[Set task]: The exercise asks for every line of the data to be reproduced exactly.

[Excerpted data]:
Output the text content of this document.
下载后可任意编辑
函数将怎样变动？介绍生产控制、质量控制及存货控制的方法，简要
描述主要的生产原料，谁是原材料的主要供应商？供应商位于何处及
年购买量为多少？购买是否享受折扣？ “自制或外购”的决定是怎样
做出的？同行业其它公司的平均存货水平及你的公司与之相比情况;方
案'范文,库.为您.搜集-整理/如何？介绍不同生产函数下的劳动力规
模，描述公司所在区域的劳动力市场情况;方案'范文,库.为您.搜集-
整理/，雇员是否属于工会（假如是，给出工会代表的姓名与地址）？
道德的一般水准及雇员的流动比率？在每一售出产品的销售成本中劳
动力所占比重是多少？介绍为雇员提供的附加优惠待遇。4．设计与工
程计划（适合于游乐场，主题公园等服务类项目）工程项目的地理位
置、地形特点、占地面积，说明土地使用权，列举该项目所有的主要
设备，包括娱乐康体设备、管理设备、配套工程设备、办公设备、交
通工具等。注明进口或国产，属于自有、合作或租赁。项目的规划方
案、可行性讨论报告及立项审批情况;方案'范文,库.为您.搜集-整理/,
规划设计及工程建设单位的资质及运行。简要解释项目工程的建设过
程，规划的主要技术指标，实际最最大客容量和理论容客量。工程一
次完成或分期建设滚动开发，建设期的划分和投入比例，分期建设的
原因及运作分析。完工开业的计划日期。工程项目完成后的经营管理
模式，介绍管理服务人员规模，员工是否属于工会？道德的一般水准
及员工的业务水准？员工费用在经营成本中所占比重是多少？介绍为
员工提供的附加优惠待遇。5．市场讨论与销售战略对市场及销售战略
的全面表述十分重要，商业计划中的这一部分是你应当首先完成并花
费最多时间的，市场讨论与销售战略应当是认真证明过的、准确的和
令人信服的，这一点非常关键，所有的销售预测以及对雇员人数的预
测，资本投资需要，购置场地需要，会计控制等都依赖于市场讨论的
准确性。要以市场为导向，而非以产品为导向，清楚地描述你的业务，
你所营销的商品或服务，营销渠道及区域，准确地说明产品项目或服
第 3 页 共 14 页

[Solution below]:
Output the text content of this document.
下载后可任意编辑
函数将怎样变动？介绍生产控制、质量控制及存货控制的方法，简要
描述主要的生产原料，谁是原材料的主要供应商？供应商位于何处及
年购买量为多少？购买是否享受折扣？ “自制或外购”的决定是怎样
做出的？同行业其它公司的平均存货水平及你的公司与之相比情况;方
案'范文,库.为您.搜集-整理/如何？介绍不同生产函数下的劳动力规
模，描述公司所在区域的劳动力市场情况;方案'范文,库.为您.搜集-
整理/，雇员是否属于工会（假如是，给出工会代表的姓名与地址）？
道德的一般水准及雇员的流动比率？在每一售出产品的销售成本中劳
动力所占比重是多少？介绍为雇员提供的附加优惠待遇。4．设计与工
程计划（适合于游乐场，主题公园等服务类项目）工程项目的地理位
置、地形特点、占地面积，说明土地使用权，列举该项目所有的主要
设备，包括娱乐康体设备、管理设备、配套工程设备、办公设备、交
通工具等。注明进口或国产，属于自有、合作或租赁。项目的规划方
案、可行性讨论报告及立项审批情况;方案'范文,库.为您.搜集-整理/,
规划设计及工程建设单位的资质及运行。简要解释项目工程的建设过
程，规划的主要技术指标，实际最最大客容量和理论容客量。工程一
次完成或分期建设滚动开发，建设期的划分和投入比例，分期建设的
原因及运作分析。完工开业的计划日期。工程项目完成后的经营管理
模式，介绍管理服务人员规模，员工是否属于工会？道德的一般水准
及员工的业务水准？员工费用在经营成本中所占比重是多少？介绍为
员工提供的附加优惠待遇。5．市场讨论与销售战略对市场及销售战略
的全面表述十分重要，商业计划中的这一部分是你应当首先完成并花
费最多时间的，市场讨论与销售战略应当是认真证明过的、准确的和
令人信服的，这一点非常关键，所有的销售预测以及对雇员人数的预
测，资本投资需要，购置场地需要，会计控制等都依赖于市场讨论的
准确性。要以市场为导向，而非以产品为导向，清楚地描述你的业务，
你所营销的商品或服务，营销渠道及区域，准确地说明产品项目或服
第 3 页 共 14 页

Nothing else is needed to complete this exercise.